Begin Exercise inputs

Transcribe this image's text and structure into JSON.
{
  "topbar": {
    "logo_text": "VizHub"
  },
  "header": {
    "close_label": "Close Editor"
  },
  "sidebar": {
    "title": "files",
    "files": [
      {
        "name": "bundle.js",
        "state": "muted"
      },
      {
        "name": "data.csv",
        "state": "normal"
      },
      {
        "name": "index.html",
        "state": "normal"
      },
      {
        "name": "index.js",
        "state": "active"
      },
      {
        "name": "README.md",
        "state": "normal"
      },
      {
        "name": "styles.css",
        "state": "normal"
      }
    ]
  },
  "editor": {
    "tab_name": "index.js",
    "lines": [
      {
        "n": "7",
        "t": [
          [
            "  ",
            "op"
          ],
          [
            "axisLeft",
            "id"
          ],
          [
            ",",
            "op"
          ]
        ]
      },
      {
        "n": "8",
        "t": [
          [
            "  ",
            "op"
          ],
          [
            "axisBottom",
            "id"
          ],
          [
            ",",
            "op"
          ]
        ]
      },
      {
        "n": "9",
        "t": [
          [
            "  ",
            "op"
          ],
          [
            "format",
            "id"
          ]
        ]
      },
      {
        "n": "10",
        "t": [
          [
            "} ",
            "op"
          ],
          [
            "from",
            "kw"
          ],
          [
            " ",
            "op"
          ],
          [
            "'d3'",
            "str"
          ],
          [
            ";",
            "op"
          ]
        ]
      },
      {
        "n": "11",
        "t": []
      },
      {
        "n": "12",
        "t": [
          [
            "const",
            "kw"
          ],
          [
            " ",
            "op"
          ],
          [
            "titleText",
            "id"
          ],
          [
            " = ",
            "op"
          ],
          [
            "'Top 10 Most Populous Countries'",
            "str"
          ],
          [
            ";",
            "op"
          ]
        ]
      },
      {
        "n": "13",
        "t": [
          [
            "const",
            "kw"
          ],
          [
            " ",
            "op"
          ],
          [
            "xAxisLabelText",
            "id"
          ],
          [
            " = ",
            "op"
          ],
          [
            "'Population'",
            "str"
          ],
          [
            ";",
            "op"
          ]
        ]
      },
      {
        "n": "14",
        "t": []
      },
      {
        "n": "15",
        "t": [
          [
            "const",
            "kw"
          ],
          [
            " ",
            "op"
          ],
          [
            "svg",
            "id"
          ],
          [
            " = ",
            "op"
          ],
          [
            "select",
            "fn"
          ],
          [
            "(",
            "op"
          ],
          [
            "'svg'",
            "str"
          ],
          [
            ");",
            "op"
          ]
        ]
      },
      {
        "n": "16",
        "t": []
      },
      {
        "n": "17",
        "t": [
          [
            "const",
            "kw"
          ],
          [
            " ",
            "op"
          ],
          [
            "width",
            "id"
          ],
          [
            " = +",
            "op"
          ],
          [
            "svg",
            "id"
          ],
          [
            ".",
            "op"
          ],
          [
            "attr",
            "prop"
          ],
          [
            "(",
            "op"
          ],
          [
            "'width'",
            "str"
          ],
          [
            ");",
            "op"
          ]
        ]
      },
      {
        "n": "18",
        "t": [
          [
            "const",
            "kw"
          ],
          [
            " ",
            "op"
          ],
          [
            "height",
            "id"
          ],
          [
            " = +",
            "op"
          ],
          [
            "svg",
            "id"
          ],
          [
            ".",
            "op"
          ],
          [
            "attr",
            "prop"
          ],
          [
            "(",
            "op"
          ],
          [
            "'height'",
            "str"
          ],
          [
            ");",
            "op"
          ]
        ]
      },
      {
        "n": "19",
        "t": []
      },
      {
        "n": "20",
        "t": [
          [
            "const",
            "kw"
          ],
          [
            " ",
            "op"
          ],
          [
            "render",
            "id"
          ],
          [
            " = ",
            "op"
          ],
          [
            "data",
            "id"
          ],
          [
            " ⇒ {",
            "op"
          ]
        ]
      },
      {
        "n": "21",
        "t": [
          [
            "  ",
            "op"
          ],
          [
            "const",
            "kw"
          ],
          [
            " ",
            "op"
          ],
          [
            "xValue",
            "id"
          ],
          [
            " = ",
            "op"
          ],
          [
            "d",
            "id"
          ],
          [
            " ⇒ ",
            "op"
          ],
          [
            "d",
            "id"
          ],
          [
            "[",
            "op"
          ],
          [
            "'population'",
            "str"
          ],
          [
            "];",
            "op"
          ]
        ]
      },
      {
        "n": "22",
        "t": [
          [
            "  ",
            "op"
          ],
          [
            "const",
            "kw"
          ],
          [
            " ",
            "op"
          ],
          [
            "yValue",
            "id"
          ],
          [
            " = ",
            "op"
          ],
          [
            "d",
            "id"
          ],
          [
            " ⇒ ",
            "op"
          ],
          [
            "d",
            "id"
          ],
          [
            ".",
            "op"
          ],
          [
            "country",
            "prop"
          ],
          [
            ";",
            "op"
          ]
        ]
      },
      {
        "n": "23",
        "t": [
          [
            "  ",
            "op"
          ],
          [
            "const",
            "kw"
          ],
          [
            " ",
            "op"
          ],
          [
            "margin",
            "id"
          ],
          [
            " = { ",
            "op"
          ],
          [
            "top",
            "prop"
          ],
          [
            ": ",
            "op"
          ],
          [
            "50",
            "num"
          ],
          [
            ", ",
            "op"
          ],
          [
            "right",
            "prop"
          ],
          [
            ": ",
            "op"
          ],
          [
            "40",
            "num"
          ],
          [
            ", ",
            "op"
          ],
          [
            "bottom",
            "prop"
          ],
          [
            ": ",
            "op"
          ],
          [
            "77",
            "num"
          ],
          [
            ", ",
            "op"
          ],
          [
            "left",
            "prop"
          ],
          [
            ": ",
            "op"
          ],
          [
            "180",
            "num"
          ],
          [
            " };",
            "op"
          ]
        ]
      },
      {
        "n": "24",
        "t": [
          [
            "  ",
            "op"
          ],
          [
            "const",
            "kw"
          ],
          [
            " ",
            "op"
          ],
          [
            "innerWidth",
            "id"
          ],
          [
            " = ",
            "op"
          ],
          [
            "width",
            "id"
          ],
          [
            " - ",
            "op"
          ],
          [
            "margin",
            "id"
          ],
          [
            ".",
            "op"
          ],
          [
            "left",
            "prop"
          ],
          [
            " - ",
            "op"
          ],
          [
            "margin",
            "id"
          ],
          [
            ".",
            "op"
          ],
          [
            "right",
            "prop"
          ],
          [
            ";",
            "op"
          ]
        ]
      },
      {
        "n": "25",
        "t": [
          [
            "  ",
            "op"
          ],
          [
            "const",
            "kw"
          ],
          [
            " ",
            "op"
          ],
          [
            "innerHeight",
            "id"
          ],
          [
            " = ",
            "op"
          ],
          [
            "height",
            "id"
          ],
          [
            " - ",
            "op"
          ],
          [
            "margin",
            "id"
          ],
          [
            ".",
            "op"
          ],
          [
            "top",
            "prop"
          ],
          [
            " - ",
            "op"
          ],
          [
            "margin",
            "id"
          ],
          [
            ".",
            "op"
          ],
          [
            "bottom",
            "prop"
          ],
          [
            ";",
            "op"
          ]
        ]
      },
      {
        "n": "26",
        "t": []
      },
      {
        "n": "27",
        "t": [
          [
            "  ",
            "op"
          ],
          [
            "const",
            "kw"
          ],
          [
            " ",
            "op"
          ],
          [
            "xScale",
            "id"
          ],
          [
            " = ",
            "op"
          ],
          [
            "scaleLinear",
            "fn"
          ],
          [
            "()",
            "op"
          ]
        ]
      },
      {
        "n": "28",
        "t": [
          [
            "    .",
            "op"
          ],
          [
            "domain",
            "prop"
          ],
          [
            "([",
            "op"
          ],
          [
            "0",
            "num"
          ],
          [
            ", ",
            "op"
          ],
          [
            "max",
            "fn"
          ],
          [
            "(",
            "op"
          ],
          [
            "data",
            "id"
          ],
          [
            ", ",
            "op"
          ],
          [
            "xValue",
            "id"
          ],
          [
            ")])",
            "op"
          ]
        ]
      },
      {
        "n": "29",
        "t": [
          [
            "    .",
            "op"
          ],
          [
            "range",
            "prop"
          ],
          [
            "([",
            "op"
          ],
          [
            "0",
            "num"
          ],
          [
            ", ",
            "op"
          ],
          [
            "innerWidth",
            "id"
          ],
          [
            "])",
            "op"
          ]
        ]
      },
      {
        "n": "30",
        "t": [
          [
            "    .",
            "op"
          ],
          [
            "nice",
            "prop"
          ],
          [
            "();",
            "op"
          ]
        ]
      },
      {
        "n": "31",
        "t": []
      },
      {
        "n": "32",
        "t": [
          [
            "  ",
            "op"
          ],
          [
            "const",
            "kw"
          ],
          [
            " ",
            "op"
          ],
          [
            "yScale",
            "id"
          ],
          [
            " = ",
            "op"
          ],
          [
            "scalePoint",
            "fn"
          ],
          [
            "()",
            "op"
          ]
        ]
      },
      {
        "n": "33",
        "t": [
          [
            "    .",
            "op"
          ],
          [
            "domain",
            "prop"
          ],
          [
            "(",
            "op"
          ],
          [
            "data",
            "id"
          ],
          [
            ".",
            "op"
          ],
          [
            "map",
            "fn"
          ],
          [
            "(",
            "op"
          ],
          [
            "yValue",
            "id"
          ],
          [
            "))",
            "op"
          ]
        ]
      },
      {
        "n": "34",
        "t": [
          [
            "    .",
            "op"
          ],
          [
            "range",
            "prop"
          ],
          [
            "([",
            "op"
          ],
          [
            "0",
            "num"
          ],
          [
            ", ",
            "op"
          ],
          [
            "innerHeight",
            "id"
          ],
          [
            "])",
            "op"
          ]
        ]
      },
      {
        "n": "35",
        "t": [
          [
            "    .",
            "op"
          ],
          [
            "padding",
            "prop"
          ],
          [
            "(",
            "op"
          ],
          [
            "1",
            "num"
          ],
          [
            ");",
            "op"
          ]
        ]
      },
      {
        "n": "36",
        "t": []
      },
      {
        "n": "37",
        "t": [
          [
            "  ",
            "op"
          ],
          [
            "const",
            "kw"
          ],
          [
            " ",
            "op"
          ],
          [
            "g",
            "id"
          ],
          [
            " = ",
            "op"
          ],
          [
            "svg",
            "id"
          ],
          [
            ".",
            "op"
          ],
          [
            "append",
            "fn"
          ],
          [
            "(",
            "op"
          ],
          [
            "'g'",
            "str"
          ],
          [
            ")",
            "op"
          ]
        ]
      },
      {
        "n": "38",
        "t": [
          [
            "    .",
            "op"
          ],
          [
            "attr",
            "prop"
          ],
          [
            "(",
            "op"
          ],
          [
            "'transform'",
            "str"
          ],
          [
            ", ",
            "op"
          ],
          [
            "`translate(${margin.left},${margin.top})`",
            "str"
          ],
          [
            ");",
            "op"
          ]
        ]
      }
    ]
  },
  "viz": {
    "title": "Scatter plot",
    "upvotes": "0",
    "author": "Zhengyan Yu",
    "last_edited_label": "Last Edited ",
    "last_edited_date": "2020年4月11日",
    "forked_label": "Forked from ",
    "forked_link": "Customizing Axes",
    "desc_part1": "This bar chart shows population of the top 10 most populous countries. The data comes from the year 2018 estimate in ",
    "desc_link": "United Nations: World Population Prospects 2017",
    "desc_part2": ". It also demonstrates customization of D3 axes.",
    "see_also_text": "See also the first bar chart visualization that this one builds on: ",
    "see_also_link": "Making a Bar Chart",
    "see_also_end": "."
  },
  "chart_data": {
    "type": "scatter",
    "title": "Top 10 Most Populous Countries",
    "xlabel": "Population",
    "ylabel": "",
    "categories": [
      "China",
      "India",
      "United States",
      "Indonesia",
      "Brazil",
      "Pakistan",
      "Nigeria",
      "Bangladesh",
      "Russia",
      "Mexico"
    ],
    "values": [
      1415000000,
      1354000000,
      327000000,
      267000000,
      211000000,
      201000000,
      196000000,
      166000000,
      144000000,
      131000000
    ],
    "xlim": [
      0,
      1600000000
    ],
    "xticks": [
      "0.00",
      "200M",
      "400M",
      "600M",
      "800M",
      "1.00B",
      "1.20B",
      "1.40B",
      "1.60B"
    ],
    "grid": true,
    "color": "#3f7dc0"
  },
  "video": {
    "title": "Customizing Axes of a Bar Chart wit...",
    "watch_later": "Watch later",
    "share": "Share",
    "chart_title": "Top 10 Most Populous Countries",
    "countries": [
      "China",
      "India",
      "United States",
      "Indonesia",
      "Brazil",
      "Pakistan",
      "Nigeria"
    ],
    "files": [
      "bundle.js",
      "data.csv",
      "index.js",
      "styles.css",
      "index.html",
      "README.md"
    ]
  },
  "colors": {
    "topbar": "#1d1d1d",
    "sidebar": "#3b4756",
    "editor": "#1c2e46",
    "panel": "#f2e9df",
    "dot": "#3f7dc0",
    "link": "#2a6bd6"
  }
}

End Exercise inputs

§ Exercise details
List the lines that contain the word "Customizing".

§ Written response
    "forked_link": "Customizing Axes",
    "title": "Customizing Axes of a Bar Chart wit...",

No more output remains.